EXCERPTED DATA:
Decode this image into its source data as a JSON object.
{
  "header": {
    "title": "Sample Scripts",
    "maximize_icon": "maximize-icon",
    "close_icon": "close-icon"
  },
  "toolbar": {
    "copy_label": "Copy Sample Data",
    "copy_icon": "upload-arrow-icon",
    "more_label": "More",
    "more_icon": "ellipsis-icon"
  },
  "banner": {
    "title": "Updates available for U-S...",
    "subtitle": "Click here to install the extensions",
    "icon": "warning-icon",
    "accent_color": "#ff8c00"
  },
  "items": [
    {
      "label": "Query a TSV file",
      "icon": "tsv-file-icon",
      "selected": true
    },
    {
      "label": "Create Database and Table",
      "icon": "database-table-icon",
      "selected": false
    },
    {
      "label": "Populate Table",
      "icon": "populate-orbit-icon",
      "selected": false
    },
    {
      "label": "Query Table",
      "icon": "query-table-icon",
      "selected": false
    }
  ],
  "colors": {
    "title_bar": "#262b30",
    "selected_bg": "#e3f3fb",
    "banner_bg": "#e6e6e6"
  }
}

* * *

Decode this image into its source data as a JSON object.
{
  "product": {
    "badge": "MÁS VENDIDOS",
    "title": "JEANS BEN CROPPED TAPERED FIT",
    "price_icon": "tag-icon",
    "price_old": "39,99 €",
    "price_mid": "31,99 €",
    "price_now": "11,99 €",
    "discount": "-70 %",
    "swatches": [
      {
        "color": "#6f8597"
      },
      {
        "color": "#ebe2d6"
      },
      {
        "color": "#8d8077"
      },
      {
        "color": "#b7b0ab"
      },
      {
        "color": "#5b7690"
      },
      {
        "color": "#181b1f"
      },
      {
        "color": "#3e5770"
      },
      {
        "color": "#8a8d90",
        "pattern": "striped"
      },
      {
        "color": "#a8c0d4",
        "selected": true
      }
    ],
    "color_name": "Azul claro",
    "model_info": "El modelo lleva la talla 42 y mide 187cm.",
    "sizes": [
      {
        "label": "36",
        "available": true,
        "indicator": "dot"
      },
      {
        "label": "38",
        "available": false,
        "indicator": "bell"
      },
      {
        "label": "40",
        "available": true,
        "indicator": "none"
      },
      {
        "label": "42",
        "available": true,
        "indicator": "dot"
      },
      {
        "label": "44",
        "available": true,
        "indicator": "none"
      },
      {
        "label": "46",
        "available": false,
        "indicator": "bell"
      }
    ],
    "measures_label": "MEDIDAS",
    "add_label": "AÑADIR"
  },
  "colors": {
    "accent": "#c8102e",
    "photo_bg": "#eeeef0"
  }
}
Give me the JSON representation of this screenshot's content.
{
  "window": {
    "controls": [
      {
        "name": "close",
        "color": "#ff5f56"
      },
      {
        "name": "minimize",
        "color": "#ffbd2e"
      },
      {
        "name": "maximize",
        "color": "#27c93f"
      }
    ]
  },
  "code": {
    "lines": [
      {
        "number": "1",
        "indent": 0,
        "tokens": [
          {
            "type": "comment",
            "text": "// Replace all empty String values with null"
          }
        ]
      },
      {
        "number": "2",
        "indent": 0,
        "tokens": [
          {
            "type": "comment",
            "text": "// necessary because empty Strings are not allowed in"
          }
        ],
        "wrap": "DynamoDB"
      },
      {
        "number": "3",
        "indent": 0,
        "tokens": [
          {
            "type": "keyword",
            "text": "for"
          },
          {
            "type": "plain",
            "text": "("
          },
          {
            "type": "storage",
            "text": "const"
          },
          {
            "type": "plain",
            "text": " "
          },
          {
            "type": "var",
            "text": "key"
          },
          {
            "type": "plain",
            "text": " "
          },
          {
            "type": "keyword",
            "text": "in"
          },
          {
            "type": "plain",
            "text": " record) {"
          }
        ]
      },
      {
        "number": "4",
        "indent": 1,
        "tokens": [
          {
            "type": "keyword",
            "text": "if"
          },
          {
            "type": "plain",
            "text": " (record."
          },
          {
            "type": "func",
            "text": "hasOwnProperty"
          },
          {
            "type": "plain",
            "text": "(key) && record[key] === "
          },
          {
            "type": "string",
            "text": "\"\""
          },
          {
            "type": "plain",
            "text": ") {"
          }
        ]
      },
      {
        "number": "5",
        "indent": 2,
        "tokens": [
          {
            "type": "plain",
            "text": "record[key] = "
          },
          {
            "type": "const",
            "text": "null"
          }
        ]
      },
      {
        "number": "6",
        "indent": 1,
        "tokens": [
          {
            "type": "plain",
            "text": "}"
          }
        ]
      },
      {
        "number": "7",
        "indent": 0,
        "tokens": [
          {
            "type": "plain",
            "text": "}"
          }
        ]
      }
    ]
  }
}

WRITTEN PROBLEM: Determine how many of the lines above hold the word "record", and output that number by itself.

TASK RESULT: 4